Stated task
Your task is to give the data again, exactly, with every line intact.

Listed records
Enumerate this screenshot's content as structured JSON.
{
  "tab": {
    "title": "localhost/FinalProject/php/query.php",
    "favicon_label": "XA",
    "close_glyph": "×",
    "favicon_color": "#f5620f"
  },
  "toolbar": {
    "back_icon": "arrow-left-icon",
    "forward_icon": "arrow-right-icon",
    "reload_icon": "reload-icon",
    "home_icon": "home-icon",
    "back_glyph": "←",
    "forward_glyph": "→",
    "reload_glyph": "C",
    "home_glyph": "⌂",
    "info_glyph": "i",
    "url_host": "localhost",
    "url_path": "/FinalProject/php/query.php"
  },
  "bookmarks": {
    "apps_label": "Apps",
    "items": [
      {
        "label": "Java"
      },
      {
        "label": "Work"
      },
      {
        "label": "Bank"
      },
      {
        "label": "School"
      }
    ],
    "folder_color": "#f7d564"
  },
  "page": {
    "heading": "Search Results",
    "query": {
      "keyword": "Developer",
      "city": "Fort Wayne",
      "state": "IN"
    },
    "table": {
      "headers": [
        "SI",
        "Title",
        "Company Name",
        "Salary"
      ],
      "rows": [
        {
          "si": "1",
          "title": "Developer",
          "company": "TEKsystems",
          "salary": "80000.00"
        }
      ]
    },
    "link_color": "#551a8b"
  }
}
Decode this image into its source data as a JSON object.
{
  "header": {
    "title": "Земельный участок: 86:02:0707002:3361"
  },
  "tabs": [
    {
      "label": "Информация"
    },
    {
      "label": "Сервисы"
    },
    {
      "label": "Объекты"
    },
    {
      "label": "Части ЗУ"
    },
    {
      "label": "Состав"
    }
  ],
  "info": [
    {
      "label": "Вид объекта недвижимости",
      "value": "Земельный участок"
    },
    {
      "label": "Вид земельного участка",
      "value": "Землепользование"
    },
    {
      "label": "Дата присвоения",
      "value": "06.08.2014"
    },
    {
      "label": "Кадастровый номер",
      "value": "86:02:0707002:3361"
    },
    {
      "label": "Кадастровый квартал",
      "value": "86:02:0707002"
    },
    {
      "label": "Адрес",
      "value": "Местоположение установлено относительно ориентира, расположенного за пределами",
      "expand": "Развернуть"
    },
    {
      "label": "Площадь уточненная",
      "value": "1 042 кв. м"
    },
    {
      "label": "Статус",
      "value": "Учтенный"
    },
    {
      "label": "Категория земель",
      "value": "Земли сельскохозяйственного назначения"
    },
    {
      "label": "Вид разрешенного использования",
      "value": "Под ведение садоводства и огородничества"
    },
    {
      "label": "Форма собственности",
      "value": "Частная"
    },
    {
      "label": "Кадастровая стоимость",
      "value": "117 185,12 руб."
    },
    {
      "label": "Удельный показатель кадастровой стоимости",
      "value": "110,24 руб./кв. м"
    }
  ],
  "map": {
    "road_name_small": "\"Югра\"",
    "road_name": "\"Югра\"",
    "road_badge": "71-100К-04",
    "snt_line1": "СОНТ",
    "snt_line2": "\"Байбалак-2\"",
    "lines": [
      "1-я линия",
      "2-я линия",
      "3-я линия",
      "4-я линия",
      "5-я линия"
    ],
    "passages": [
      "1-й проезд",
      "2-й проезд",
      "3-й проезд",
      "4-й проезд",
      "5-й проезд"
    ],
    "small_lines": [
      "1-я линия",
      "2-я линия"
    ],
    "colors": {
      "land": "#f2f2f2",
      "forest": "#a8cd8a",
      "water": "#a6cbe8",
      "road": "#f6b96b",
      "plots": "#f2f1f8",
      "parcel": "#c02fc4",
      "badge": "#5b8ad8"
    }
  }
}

Solution to the exercise
Enumerate this screenshot's content as structured JSON.
{
  "tab": {
    "title": "localhost/FinalProject/php/query.php",
    "favicon_label": "XA",
    "close_glyph": "×",
    "favicon_color": "#f5620f"
  },
  "toolbar": {
    "back_icon": "arrow-left-icon",
    "forward_icon": "arrow-right-icon",
    "reload_icon": "reload-icon",
    "home_icon": "home-icon",
    "back_glyph": "←",
    "forward_glyph": "→",
    "reload_glyph": "C",
    "home_glyph": "⌂",
    "info_glyph": "i",
    "url_host": "localhost",
    "url_path": "/FinalProject/php/query.php"
  },
  "bookmarks": {
    "apps_label": "Apps",
    "items": [
      {
        "label": "Java"
      },
      {
        "label": "Work"
      },
      {
        "label": "Bank"
      },
      {
        "label": "School"
      }
    ],
    "folder_color": "#f7d564"
  },
  "page": {
    "heading": "Search Results",
    "query": {
      "keyword": "Developer",
      "city": "Fort Wayne",
      "state": "IN"
    },
    "table": {
      "headers": [
        "SI",
        "Title",
        "Company Name",
        "Salary"
      ],
      "rows": [
        {
          "si": "1",
          "title": "Developer",
          "company": "TEKsystems",
          "salary": "80000.00"
        }
      ]
    },
    "link_color": "#551a8b"
  }
}
Decode this image into its source data as a JSON object.
{
  "header": {
    "title": "Земельный участок: 86:02:0707002:3361"
  },
  "tabs": [
    {
      "label": "Информация"
    },
    {
      "label": "Сервисы"
    },
    {
      "label": "Объекты"
    },
    {
      "label": "Части ЗУ"
    },
    {
      "label": "Состав"
    }
  ],
  "info": [
    {
      "label": "Вид объекта недвижимости",
      "value": "Земельный участок"
    },
    {
      "label": "Вид земельного участка",
      "value": "Землепользование"
    },
    {
      "label": "Дата присвоения",
      "value": "06.08.2014"
    },
    {
      "label": "Кадастровый номер",
      "value": "86:02:0707002:3361"
    },
    {
      "label": "Кадастровый квартал",
      "value": "86:02:0707002"
    },
    {
      "label": "Адрес",
      "value": "Местоположение установлено относительно ориентира, расположенного за пределами",
      "expand": "Развернуть"
    },
    {
      "label": "Площадь уточненная",
      "value": "1 042 кв. м"
    },
    {
      "label": "Статус",
      "value": "Учтенный"
    },
    {
      "label": "Категория земель",
      "value": "Земли сельскохозяйственного назначения"
    },
    {
      "label": "Вид разрешенного использования",
      "value": "Под ведение садоводства и огородничества"
    },
    {
      "label": "Форма собственности",
      "value": "Частная"
    },
    {
      "label": "Кадастровая стоимость",
      "value": "117 185,12 руб."
    },
    {
      "label": "Удельный показатель кадастровой стоимости",
      "value": "110,24 руб./кв. м"
    }
  ],
  "map": {
    "road_name_small": "\"Югра\"",
    "road_name": "\"Югра\"",
    "road_badge": "71-100К-04",
    "snt_line1": "СОНТ",
    "snt_line2": "\"Байбалак-2\"",
    "lines": [
      "1-я линия",
      "2-я линия",
      "3-я линия",
      "4-я линия",
      "5-я линия"
    ],
    "passages": [
      "1-й проезд",
      "2-й проезд",
      "3-й проезд",
      "4-й проезд",
      "5-й проезд"
    ],
    "small_lines": [
      "1-я линия",
      "2-я линия"
    ],
    "colors": {
      "land": "#f2f2f2",
      "forest": "#a8cd8a",
      "water": "#a6cbe8",
      "road": "#f6b96b",
      "plots": "#f2f1f8",
      "parcel": "#c02fc4",
      "badge": "#5b8ad8"
    }
  }
}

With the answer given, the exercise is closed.